### PROBLEM DESCRIPTION
Pick out all lines in the listing holding the string "datos" and copy them.

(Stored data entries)
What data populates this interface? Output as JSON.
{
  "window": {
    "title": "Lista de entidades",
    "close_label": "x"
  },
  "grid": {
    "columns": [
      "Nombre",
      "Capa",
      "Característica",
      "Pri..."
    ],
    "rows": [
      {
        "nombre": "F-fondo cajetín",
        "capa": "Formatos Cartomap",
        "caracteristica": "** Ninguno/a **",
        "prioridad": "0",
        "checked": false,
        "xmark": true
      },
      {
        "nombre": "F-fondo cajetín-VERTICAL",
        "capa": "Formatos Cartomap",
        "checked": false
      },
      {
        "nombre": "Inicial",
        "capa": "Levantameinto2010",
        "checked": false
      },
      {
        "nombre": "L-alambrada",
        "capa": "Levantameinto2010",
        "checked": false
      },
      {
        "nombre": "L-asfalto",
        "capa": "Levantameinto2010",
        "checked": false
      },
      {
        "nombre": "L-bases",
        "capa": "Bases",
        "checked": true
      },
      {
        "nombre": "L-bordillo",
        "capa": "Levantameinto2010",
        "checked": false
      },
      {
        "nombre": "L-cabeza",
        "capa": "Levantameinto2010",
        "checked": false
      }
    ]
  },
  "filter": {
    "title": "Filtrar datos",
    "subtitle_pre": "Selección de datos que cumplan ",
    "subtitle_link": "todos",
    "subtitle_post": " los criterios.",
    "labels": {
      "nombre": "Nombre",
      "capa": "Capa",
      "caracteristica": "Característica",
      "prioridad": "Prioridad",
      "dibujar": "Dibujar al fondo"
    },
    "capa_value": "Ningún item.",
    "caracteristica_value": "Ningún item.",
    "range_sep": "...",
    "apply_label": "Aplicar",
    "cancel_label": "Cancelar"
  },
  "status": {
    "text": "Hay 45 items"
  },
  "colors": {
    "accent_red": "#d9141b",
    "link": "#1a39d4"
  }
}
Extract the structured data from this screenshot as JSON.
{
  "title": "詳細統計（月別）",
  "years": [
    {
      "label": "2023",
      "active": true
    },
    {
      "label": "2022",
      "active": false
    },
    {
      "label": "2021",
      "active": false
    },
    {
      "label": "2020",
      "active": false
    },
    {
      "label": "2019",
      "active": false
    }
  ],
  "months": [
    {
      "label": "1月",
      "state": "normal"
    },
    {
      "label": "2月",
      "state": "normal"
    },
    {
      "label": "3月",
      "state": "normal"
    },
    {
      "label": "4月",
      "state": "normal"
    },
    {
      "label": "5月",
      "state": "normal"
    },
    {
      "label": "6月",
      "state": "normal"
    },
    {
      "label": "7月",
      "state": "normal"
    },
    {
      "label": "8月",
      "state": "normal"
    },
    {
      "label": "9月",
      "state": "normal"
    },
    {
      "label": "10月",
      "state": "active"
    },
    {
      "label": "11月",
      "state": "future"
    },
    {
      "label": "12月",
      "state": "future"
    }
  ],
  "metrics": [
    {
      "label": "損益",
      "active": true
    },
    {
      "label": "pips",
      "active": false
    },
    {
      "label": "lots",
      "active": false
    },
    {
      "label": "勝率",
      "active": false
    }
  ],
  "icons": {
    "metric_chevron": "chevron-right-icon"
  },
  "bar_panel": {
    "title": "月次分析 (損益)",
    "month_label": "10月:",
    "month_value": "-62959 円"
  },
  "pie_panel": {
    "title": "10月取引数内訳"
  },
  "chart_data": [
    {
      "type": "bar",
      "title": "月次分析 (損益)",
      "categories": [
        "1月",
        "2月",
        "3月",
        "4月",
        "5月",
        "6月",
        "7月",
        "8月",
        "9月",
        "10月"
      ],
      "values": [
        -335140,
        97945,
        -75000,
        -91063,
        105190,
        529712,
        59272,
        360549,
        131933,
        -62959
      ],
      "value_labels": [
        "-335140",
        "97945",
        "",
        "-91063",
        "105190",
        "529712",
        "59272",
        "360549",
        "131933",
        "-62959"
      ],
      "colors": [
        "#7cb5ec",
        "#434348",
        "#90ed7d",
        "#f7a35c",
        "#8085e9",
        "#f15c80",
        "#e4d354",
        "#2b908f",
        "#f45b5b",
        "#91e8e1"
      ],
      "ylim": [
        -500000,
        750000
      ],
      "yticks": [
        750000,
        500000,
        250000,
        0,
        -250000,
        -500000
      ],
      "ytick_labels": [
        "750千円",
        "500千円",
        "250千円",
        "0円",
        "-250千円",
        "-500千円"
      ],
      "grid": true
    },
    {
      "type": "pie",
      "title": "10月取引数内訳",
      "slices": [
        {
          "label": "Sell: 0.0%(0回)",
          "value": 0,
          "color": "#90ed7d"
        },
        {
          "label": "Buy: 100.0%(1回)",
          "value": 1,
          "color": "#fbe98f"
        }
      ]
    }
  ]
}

--

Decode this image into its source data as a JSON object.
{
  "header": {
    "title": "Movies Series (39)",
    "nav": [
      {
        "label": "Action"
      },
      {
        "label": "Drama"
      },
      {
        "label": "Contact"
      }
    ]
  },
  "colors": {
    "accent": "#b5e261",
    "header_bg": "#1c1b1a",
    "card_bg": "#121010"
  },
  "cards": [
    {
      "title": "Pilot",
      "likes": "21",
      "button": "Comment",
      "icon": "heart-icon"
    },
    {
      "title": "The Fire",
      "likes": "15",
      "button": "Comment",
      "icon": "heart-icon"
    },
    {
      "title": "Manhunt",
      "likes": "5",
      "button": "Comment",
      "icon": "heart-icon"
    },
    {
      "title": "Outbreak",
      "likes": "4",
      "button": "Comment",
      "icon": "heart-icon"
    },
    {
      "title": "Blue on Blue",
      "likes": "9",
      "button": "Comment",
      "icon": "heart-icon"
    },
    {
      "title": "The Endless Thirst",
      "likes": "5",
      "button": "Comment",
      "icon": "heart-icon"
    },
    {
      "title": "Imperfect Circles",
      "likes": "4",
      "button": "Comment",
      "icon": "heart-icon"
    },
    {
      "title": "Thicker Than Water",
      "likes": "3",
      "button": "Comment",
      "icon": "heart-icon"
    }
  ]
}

### THE RESPONSE
    "title": "Filtrar datos",
    "subtitle_pre": "Selección de datos que cumplan ",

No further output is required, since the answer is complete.